(begin)
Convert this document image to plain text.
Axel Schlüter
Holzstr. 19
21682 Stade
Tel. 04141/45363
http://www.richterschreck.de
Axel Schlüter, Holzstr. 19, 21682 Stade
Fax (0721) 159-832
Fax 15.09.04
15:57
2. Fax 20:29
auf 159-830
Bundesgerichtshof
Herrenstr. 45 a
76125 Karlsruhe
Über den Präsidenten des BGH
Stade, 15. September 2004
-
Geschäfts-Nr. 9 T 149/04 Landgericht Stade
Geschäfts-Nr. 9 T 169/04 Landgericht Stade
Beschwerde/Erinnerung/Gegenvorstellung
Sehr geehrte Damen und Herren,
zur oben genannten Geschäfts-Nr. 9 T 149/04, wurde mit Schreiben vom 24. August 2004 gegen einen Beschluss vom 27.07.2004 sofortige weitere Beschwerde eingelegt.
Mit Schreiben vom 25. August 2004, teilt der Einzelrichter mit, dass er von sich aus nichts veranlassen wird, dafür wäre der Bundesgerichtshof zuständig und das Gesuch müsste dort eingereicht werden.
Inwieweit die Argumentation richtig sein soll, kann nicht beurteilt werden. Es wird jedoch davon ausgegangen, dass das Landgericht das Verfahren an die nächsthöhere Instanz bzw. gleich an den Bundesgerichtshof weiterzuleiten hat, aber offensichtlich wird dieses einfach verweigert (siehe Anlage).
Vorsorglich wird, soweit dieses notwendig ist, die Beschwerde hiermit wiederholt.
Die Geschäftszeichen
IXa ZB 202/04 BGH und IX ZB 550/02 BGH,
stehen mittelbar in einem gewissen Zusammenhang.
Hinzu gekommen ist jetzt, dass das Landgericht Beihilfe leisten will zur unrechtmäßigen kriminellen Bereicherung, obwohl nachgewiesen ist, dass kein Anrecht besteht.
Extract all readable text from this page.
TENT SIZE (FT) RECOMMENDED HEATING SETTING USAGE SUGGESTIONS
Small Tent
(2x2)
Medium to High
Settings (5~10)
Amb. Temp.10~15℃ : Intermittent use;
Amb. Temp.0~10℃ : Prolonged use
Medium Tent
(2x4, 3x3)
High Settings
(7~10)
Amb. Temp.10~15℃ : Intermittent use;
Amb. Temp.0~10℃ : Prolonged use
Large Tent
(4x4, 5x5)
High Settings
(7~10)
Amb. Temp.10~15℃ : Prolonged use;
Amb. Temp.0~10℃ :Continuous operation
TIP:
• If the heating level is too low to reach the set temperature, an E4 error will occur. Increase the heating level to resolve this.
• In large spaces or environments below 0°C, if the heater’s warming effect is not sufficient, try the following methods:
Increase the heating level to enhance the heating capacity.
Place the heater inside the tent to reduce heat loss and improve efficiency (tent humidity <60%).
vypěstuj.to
(end)
== What the exercise asks ==
Reproduce exactly the line containing "Extract all readable text from this page." and every line after it through the end of the records above, and nothing else.

== Exercise output ==
Extract all readable text from this page.
TENT SIZE (FT) RECOMMENDED HEATING SETTING USAGE SUGGESTIONS
Small Tent
(2x2)
Medium to High
Settings (5~10)
Amb. Temp.10~15℃ : Intermittent use;
Amb. Temp.0~10℃ : Prolonged use
Medium Tent
(2x4, 3x3)
High Settings
(7~10)
Amb. Temp.10~15℃ : Intermittent use;
Amb. Temp.0~10℃ : Prolonged use
Large Tent
(4x4, 5x5)
High Settings
(7~10)
Amb. Temp.10~15℃ : Prolonged use;
Amb. Temp.0~10℃ :Continuous operation
TIP:
• If the heating level is too low to reach the set temperature, an E4 error will occur. Increase the heating level to resolve this.
• In large spaces or environments below 0°C, if the heater’s warming effect is not sufficient, try the following methods:
Increase the heating level to enhance the heating capacity.
Place the heater inside the tent to reduce heat loss and improve efficiency (tent humidity <60%).
vypěstuj.to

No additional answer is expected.